### [SHORT TASK]
Exactly as written, quote every line that follows, skipping the images.

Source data
=-=-=-=-=
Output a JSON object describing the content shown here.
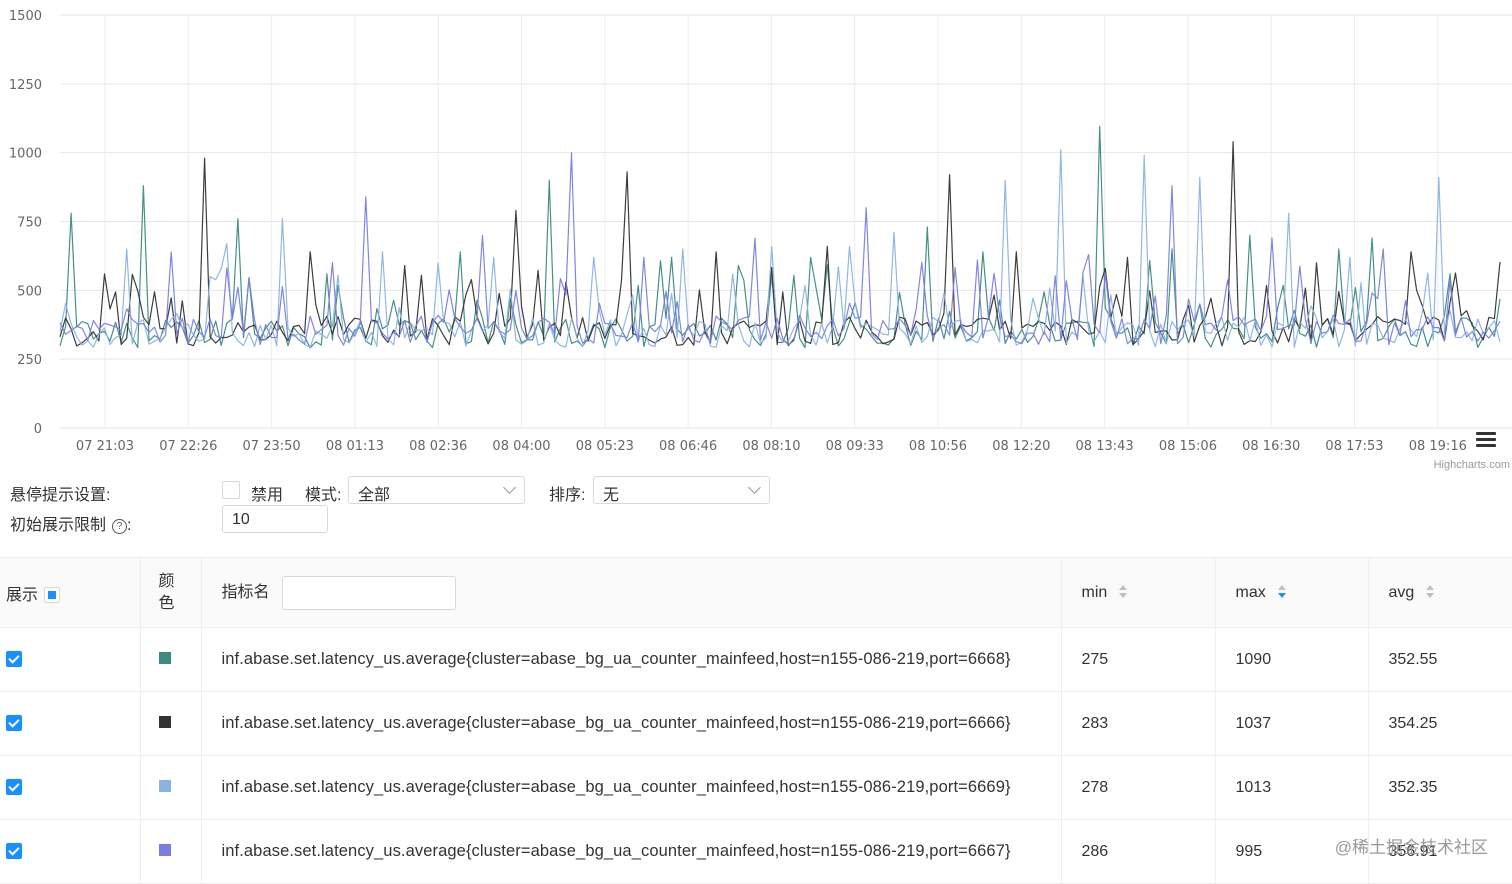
{
  "chart_data": {
    "type": "line",
    "y_ticks": [
      0,
      250,
      500,
      750,
      1000,
      1250,
      1500
    ],
    "ylim": [
      0,
      1500
    ],
    "x_ticks": [
      "07 21:03",
      "07 22:26",
      "07 23:50",
      "08 01:13",
      "08 02:36",
      "08 04:00",
      "08 05:23",
      "08 06:46",
      "08 08:10",
      "08 09:33",
      "08 10:56",
      "08 12:20",
      "08 13:43",
      "08 15:06",
      "08 16:30",
      "08 17:53",
      "08 19:16"
    ],
    "grid": true,
    "series": [
      {
        "name": "inf.abase.set.latency_us.average{cluster=abase_bg_ua_counter_mainfeed,host=n155-086-219,port=6668}",
        "color": "#3d8a80",
        "min": 275,
        "max": 1090,
        "avg": 352.55,
        "spikes": [
          [
            2,
            780
          ],
          [
            15,
            880
          ],
          [
            32,
            760
          ],
          [
            48,
            560
          ],
          [
            72,
            640
          ],
          [
            88,
            900
          ],
          [
            110,
            620
          ],
          [
            122,
            590
          ],
          [
            135,
            620
          ],
          [
            156,
            730
          ],
          [
            166,
            640
          ],
          [
            187,
            1095
          ],
          [
            200,
            650
          ],
          [
            214,
            700
          ],
          [
            230,
            650
          ],
          [
            236,
            690
          ],
          [
            250,
            560
          ]
        ]
      },
      {
        "name": "inf.abase.set.latency_us.average{cluster=abase_bg_ua_counter_mainfeed,host=n155-086-219,port=6666}",
        "color": "#333333",
        "min": 283,
        "max": 1037,
        "avg": 354.25,
        "spikes": [
          [
            8,
            560
          ],
          [
            26,
            980
          ],
          [
            45,
            640
          ],
          [
            62,
            590
          ],
          [
            82,
            790
          ],
          [
            102,
            930
          ],
          [
            118,
            640
          ],
          [
            138,
            660
          ],
          [
            160,
            920
          ],
          [
            172,
            640
          ],
          [
            192,
            620
          ],
          [
            211,
            1040
          ],
          [
            226,
            600
          ],
          [
            243,
            640
          ]
        ]
      },
      {
        "name": "inf.abase.set.latency_us.average{cluster=abase_bg_ua_counter_mainfeed,host=n155-086-219,port=6669}",
        "color": "#8ab4e0",
        "min": 278,
        "max": 1013,
        "avg": 352.35,
        "spikes": [
          [
            12,
            650
          ],
          [
            30,
            670
          ],
          [
            40,
            760
          ],
          [
            58,
            640
          ],
          [
            68,
            600
          ],
          [
            78,
            620
          ],
          [
            96,
            620
          ],
          [
            112,
            650
          ],
          [
            128,
            660
          ],
          [
            142,
            660
          ],
          [
            150,
            710
          ],
          [
            170,
            900
          ],
          [
            180,
            1010
          ],
          [
            195,
            990
          ],
          [
            205,
            910
          ],
          [
            221,
            780
          ],
          [
            232,
            620
          ],
          [
            248,
            910
          ]
        ]
      },
      {
        "name": "inf.abase.set.latency_us.average{cluster=abase_bg_ua_counter_mainfeed,host=n155-086-219,port=6667}",
        "color": "#7b7ee0",
        "min": 286,
        "max": 995,
        "avg": 356.91,
        "spikes": [
          [
            20,
            640
          ],
          [
            55,
            840
          ],
          [
            76,
            700
          ],
          [
            92,
            1000
          ],
          [
            105,
            620
          ],
          [
            125,
            690
          ],
          [
            145,
            800
          ],
          [
            165,
            610
          ],
          [
            185,
            630
          ],
          [
            200,
            880
          ],
          [
            218,
            690
          ],
          [
            238,
            650
          ]
        ]
      }
    ]
  },
  "credits": "Highcharts.com",
  "settings": {
    "hover_label": "悬停提示设置:",
    "disable_label": "禁用",
    "mode_label": "模式:",
    "mode_value": "全部",
    "sort_label": "排序:",
    "sort_value": "无",
    "limit_label": "初始展示限制",
    "help_glyph": "?",
    "limit_value": "10"
  },
  "table": {
    "headers": {
      "show": "展示",
      "color": "颜色",
      "name": "指标名",
      "min": "min",
      "max": "max",
      "avg": "avg"
    },
    "rows": [
      {
        "color": "#3d8a80",
        "name": "inf.abase.set.latency_us.average{cluster=abase_bg_ua_counter_mainfeed,host=n155-086-219,port=6668}",
        "min": "275",
        "max": "1090",
        "avg": "352.55"
      },
      {
        "color": "#333333",
        "name": "inf.abase.set.latency_us.average{cluster=abase_bg_ua_counter_mainfeed,host=n155-086-219,port=6666}",
        "min": "283",
        "max": "1037",
        "avg": "354.25"
      },
      {
        "color": "#8ab4e0",
        "name": "inf.abase.set.latency_us.average{cluster=abase_bg_ua_counter_mainfeed,host=n155-086-219,port=6669}",
        "min": "278",
        "max": "1013",
        "avg": "352.35"
      },
      {
        "color": "#7b7ee0",
        "name": "inf.abase.set.latency_us.average{cluster=abase_bg_ua_counter_mainfeed,host=n155-086-219,port=6667}",
        "min": "286",
        "max": "995",
        "avg": "356.91"
      }
    ]
  },
  "watermark": "@稀土掘金技术社区"
}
=-=-=-=-=
### [TASK ANSWER]
Output a JSON object describing the content shown here.
{
  "chart_data": {
    "type": "line",
    "y_ticks": [
      0,
      250,
      500,
      750,
      1000,
      1250,
      1500
    ],
    "ylim": [
      0,
      1500
    ],
    "x_ticks": [
      "07 21:03",
      "07 22:26",
      "07 23:50",
      "08 01:13",
      "08 02:36",
      "08 04:00",
      "08 05:23",
      "08 06:46",
      "08 08:10",
      "08 09:33",
      "08 10:56",
      "08 12:20",
      "08 13:43",
      "08 15:06",
      "08 16:30",
      "08 17:53",
      "08 19:16"
    ],
    "grid": true,
    "series": [
      {
        "name": "inf.abase.set.latency_us.average{cluster=abase_bg_ua_counter_mainfeed,host=n155-086-219,port=6668}",
        "color": "#3d8a80",
        "min": 275,
        "max": 1090,
        "avg": 352.55,
        "spikes": [
          [
            2,
            780
          ],
          [
            15,
            880
          ],
          [
            32,
            760
          ],
          [
            48,
            560
          ],
          [
            72,
            640
          ],
          [
            88,
            900
          ],
          [
            110,
            620
          ],
          [
            122,
            590
          ],
          [
            135,
            620
          ],
          [
            156,
            730
          ],
          [
            166,
            640
          ],
          [
            187,
            1095
          ],
          [
            200,
            650
          ],
          [
            214,
            700
          ],
          [
            230,
            650
          ],
          [
            236,
            690
          ],
          [
            250,
            560
          ]
        ]
      },
      {
        "name": "inf.abase.set.latency_us.average{cluster=abase_bg_ua_counter_mainfeed,host=n155-086-219,port=6666}",
        "color": "#333333",
        "min": 283,
        "max": 1037,
        "avg": 354.25,
        "spikes": [
          [
            8,
            560
          ],
          [
            26,
            980
          ],
          [
            45,
            640
          ],
          [
            62,
            590
          ],
          [
            82,
            790
          ],
          [
            102,
            930
          ],
          [
            118,
            640
          ],
          [
            138,
            660
          ],
          [
            160,
            920
          ],
          [
            172,
            640
          ],
          [
            192,
            620
          ],
          [
            211,
            1040
          ],
          [
            226,
            600
          ],
          [
            243,
            640
          ]
        ]
      },
      {
        "name": "inf.abase.set.latency_us.average{cluster=abase_bg_ua_counter_mainfeed,host=n155-086-219,port=6669}",
        "color": "#8ab4e0",
        "min": 278,
        "max": 1013,
        "avg": 352.35,
        "spikes": [
          [
            12,
            650
          ],
          [
            30,
            670
          ],
          [
            40,
            760
          ],
          [
            58,
            640
          ],
          [
            68,
            600
          ],
          [
            78,
            620
          ],
          [
            96,
            620
          ],
          [
            112,
            650
          ],
          [
            128,
            660
          ],
          [
            142,
            660
          ],
          [
            150,
            710
          ],
          [
            170,
            900
          ],
          [
            180,
            1010
          ],
          [
            195,
            990
          ],
          [
            205,
            910
          ],
          [
            221,
            780
          ],
          [
            232,
            620
          ],
          [
            248,
            910
          ]
        ]
      },
      {
        "name": "inf.abase.set.latency_us.average{cluster=abase_bg_ua_counter_mainfeed,host=n155-086-219,port=6667}",
        "color": "#7b7ee0",
        "min": 286,
        "max": 995,
        "avg": 356.91,
        "spikes": [
          [
            20,
            640
          ],
          [
            55,
            840
          ],
          [
            76,
            700
          ],
          [
            92,
            1000
          ],
          [
            105,
            620
          ],
          [
            125,
            690
          ],
          [
            145,
            800
          ],
          [
            165,
            610
          ],
          [
            185,
            630
          ],
          [
            200,
            880
          ],
          [
            218,
            690
          ],
          [
            238,
            650
          ]
        ]
      }
    ]
  },
  "credits": "Highcharts.com",
  "settings": {
    "hover_label": "悬停提示设置:",
    "disable_label": "禁用",
    "mode_label": "模式:",
    "mode_value": "全部",
    "sort_label": "排序:",
    "sort_value": "无",
    "limit_label": "初始展示限制",
    "help_glyph": "?",
    "limit_value": "10"
  },
  "table": {
    "headers": {
      "show": "展示",
      "color": "颜色",
      "name": "指标名",
      "min": "min",
      "max": "max",
      "avg": "avg"
    },
    "rows": [
      {
        "color": "#3d8a80",
        "name": "inf.abase.set.latency_us.average{cluster=abase_bg_ua_counter_mainfeed,host=n155-086-219,port=6668}",
        "min": "275",
        "max": "1090",
        "avg": "352.55"
      },
      {
        "color": "#333333",
        "name": "inf.abase.set.latency_us.average{cluster=abase_bg_ua_counter_mainfeed,host=n155-086-219,port=6666}",
        "min": "283",
        "max": "1037",
        "avg": "354.25"
      },
      {
        "color": "#8ab4e0",
        "name": "inf.abase.set.latency_us.average{cluster=abase_bg_ua_counter_mainfeed,host=n155-086-219,port=6669}",
        "min": "278",
        "max": "1013",
        "avg": "352.35"
      },
      {
        "color": "#7b7ee0",
        "name": "inf.abase.set.latency_us.average{cluster=abase_bg_ua_counter_mainfeed,host=n155-086-219,port=6667}",
        "min": "286",
        "max": "995",
        "avg": "356.91"
      }
    ]
  },
  "watermark": "@稀土掘金技术社区"
}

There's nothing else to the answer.